ЧТО ТРЕБУЕТСЯ.
Замените в коде среды для крестиков-ноликов «getEmptySpaces» на «get_empty_spaces» и приведите отрывок от «self.reset()» до «zip(res[0], res[1]) ])» включительно.

# ENV

In [7]:
import gym
import numpy as np

import tqdm

N_ROWS, N_COLS, N_WIN = 3, 3, 3

class TicTacToe(gym.Env):
    def __init__(self, n_rows=N_ROWS, n_cols=N_COLS, n_win=N_WIN):
        self.n_rows = n_rows
        self.n_cols = n_cols
        self.n_win = n_win

        self.board = np.zeros((self.n_rows, self.n_cols), dtype=int)
        self.gameOver = False
        self.boardHash = None
        # ход первого игрока
        self.curTurn = 1
        self.emptySpaces = None

        self.reset()

    def getEmptySpaces(self):
        if self.emptySpaces is None:
            res = np.where(self.board == 0)
            self.emptySpaces = np.array([ (i, j) for i,j in zip(res[0], res[1]) ])
        return self.emptySpaces

    def makeMove(self, player, i, j):
        self.board[i, j] = player
        self.emptySpaces = None
        self.boardHash = None

    def getHash(self):
        if self.boardHash is None:
            self.boardHash = ''.join(['%s' % (x+1) for x in self.board.reshape(self.n_rows * self.n_cols)])
        return self.boardHash

    def _check_terminal(self, cur_p):
        cur_marks = np.where(self.board == cur_p)

ЗАПИСАННЫЕ СВЕДЕНИЯ.
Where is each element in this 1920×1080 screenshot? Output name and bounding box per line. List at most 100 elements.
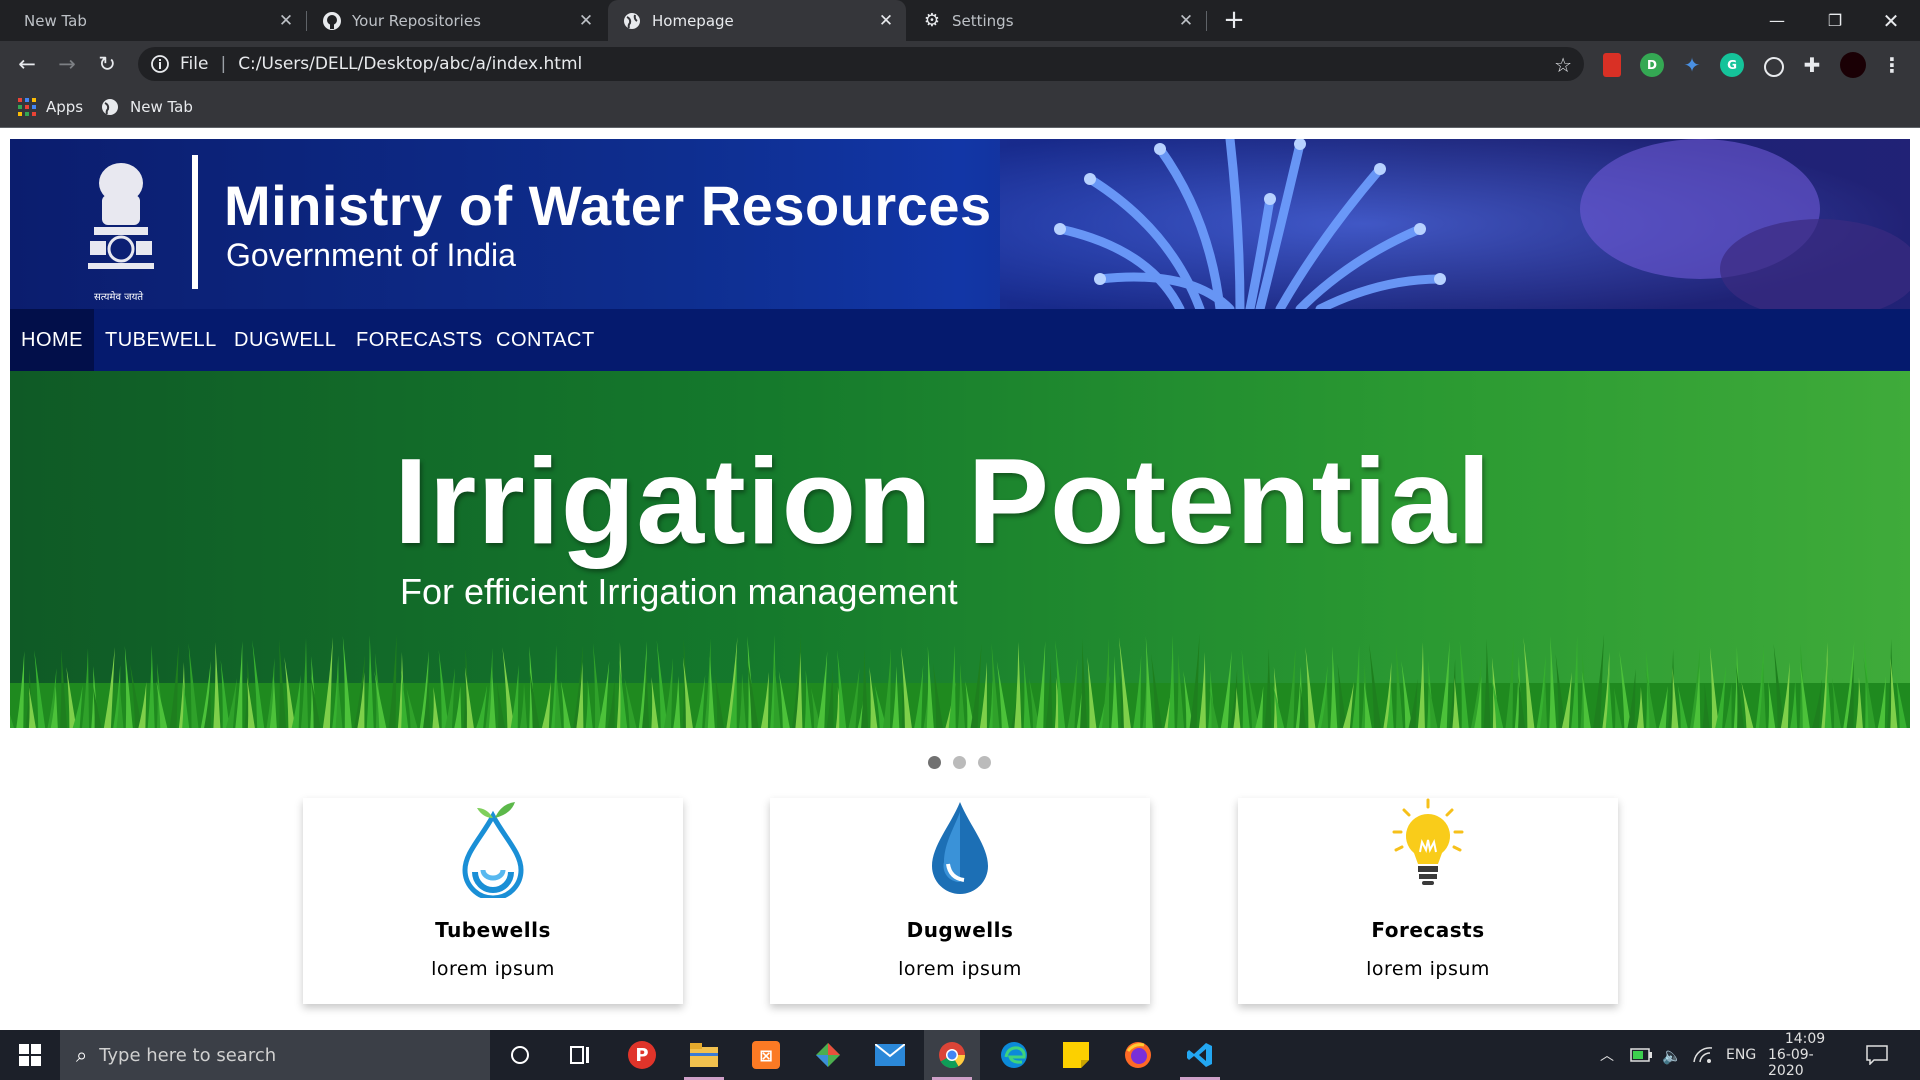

РЕШЁННАЯ ЗАДАЧА.
self.reset()

    def get_empty_spaces(self):
        if self.emptySpaces is None:
            res = np.where(self.board == 0)
            self.emptySpaces = np.array([ (i, j) for i,j in zip(res[0], res[1]) ])